## Information given
☆ ☆ ☆ ☆ ☆ ☆ ☆

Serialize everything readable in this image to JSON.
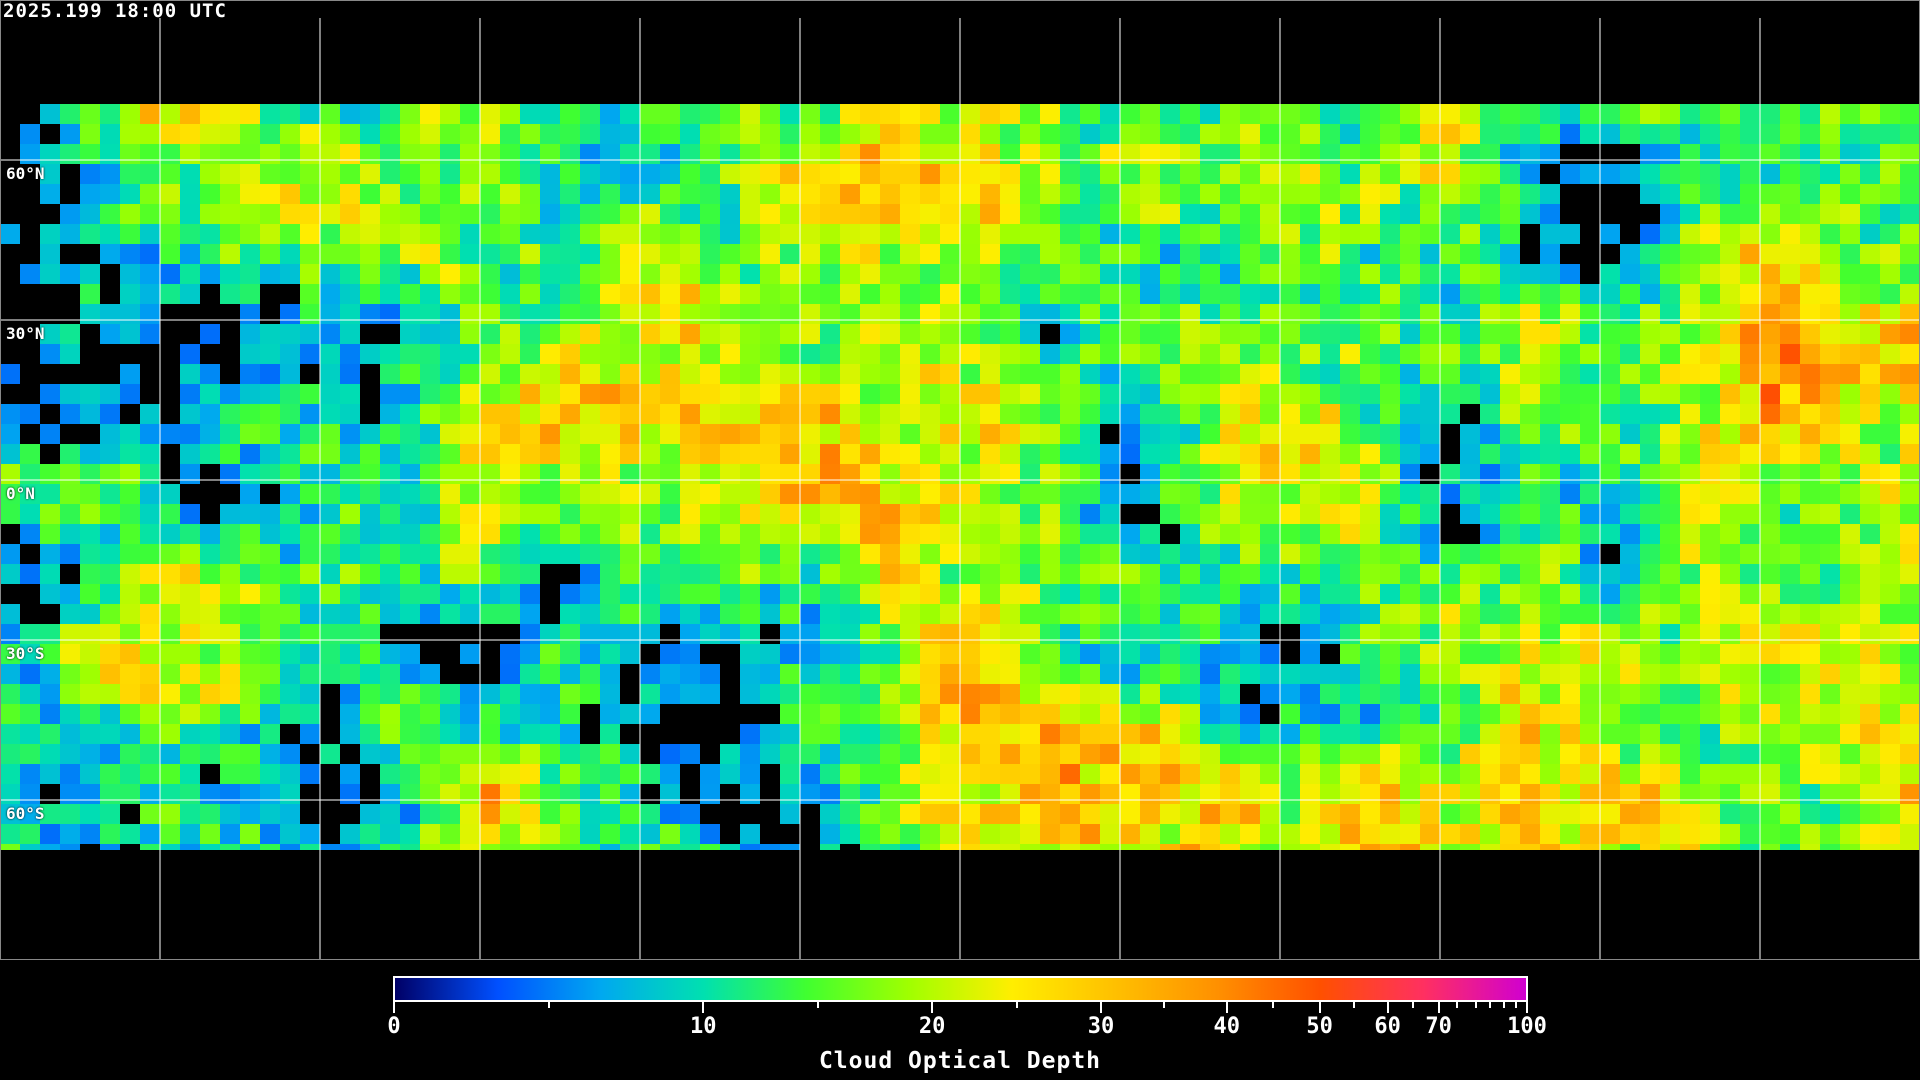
{
  "header": {
    "timestamp": "2025.199 18:00 UTC"
  },
  "map": {
    "projection": "equirectangular",
    "gridline_longitudes": [
      -150,
      -120,
      -90,
      -60,
      -30,
      0,
      30,
      60,
      90,
      120,
      150
    ],
    "gridline_latitudes": [
      60,
      30,
      0,
      -30,
      -60
    ],
    "lat_labels": [
      "60°N",
      "30°N",
      "0°N",
      "30°S",
      "60°S"
    ],
    "gridline_color": "#ffffff",
    "coastline_color": "#ffffff",
    "no_data_color": "#000000"
  },
  "colorbar": {
    "title": "Cloud Optical Depth",
    "range": [
      0,
      100
    ],
    "labels": [
      "0",
      "10",
      "20",
      "30",
      "40",
      "50",
      "60",
      "70",
      "100"
    ],
    "colors": [
      "#000066",
      "#0050ff",
      "#00a8f0",
      "#00e0b0",
      "#40ff30",
      "#a0ff00",
      "#ffee00",
      "#ffc000",
      "#ff9000",
      "#ff5000",
      "#ff3060",
      "#d000d0"
    ]
  }
}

☆ ☆ ☆ ☆ ☆ ☆ ☆

## What the task asks
Work out how many lines of the listing above include the word "ffffff". Reply with nothing but the count.

## Full output
2